[Aim of the exercise]: Pick out each line below containing "SHOWS".

[Listing]:
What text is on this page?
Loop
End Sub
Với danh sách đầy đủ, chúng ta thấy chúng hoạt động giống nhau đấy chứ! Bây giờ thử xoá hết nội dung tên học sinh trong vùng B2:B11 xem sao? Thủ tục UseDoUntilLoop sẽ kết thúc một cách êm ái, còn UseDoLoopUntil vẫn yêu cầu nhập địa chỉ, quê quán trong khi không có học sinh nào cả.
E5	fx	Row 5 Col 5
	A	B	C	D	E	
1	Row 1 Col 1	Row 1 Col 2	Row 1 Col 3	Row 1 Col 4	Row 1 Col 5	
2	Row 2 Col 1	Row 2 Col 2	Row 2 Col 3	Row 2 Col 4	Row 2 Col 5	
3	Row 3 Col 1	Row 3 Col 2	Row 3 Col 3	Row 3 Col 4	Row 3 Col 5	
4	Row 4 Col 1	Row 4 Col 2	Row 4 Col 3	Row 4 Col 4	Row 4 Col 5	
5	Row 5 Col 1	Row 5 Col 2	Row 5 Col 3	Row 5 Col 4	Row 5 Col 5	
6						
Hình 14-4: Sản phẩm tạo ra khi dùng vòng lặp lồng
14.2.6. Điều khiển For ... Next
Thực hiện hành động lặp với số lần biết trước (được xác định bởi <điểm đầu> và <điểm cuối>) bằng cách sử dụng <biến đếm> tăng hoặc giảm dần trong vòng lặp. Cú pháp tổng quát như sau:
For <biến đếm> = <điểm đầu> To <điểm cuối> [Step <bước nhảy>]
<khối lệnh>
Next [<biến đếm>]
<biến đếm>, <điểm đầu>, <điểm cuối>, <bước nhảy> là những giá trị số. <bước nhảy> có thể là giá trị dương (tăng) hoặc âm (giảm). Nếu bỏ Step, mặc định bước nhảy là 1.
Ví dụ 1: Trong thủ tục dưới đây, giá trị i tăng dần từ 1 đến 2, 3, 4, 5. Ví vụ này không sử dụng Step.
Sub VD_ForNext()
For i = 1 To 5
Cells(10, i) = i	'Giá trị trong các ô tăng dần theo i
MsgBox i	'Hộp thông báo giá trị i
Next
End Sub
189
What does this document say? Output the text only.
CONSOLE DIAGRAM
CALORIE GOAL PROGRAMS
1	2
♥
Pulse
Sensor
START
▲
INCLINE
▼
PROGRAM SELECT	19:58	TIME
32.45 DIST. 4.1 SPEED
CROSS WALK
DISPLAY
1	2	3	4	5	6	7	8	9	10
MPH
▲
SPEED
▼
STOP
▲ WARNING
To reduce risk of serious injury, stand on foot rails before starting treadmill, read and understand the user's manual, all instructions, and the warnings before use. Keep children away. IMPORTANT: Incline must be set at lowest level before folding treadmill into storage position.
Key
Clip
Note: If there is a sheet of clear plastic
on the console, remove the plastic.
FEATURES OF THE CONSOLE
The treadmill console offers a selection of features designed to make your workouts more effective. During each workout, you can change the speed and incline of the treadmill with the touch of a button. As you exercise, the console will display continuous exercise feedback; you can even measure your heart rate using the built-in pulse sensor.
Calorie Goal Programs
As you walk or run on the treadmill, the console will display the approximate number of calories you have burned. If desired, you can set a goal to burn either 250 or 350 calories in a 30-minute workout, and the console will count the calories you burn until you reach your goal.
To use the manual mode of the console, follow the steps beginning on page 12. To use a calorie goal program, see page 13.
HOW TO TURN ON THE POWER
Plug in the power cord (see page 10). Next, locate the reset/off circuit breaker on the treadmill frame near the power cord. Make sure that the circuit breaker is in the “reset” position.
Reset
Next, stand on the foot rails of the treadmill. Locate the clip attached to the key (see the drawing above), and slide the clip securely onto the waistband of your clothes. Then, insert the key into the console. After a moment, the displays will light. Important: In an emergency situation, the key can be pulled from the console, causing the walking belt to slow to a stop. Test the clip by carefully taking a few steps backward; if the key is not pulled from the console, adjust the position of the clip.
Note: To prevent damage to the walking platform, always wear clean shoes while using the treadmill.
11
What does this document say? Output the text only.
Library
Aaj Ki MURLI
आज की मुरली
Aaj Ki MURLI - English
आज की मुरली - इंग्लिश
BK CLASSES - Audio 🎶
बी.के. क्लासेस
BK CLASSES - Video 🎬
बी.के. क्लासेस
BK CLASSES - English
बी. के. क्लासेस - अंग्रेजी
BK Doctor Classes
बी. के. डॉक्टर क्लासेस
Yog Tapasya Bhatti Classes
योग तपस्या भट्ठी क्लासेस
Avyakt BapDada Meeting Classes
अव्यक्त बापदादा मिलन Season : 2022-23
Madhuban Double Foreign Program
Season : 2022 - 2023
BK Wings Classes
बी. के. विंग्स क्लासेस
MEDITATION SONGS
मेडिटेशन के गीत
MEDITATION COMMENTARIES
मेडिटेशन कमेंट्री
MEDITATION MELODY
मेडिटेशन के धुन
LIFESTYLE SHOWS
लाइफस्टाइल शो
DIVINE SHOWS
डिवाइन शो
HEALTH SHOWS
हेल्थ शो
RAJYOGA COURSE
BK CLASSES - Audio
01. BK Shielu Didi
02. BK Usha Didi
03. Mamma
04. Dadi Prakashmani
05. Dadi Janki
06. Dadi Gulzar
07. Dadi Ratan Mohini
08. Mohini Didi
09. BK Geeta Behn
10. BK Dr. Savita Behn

[Written answer]:
LIFESTYLE SHOWS
DIVINE SHOWS
HEALTH SHOWS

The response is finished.